━━ Extracted data

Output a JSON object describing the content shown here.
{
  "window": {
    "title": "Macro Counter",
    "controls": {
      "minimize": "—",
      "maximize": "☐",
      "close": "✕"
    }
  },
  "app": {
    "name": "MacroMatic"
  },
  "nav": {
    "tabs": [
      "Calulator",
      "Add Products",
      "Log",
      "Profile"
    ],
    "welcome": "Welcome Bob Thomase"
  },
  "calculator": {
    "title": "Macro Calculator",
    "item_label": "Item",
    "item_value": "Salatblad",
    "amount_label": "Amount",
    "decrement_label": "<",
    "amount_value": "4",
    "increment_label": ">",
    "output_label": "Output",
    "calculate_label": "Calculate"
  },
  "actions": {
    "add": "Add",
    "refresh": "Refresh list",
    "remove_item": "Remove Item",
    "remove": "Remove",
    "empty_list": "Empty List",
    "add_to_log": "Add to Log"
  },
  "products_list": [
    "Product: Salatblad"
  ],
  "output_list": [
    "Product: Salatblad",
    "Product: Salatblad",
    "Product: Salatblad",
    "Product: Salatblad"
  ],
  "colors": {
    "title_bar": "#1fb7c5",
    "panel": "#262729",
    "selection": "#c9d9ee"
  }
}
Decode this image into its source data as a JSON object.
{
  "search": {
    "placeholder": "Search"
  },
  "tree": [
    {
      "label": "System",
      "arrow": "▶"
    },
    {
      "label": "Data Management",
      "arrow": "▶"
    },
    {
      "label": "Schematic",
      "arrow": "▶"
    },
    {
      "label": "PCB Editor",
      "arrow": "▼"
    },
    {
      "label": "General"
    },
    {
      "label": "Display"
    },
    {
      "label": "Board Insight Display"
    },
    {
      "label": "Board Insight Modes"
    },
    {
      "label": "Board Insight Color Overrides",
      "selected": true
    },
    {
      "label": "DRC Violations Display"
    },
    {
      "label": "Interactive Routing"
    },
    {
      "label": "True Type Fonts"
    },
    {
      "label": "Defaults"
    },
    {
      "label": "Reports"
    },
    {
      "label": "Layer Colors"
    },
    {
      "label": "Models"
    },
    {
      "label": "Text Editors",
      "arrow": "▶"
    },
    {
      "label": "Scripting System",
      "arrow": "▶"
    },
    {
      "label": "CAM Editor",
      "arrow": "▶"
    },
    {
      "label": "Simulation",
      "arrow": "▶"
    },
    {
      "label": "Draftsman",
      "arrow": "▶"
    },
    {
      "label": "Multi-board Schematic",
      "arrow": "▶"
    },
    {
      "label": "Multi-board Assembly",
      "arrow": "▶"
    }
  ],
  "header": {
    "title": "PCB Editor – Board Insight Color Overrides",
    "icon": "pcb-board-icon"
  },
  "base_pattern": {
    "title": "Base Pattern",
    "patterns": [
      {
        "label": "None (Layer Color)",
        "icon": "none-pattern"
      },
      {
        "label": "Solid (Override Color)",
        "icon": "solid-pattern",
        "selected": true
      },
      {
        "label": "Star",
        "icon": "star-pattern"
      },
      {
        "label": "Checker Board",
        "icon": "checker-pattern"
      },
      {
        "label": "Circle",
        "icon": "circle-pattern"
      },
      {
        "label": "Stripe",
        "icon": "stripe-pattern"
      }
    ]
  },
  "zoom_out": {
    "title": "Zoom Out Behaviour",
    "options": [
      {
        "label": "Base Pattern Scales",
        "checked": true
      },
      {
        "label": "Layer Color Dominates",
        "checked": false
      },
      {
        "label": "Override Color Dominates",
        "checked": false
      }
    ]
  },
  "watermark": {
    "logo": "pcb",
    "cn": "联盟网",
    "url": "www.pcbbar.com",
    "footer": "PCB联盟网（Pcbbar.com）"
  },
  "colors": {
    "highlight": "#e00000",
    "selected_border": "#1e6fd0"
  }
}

━━━━

Copy each line holding the word "Dominates" from the listing above.

[Full answer]
        "label": "Layer Color Dominates",
        "label": "Override Color Dominates",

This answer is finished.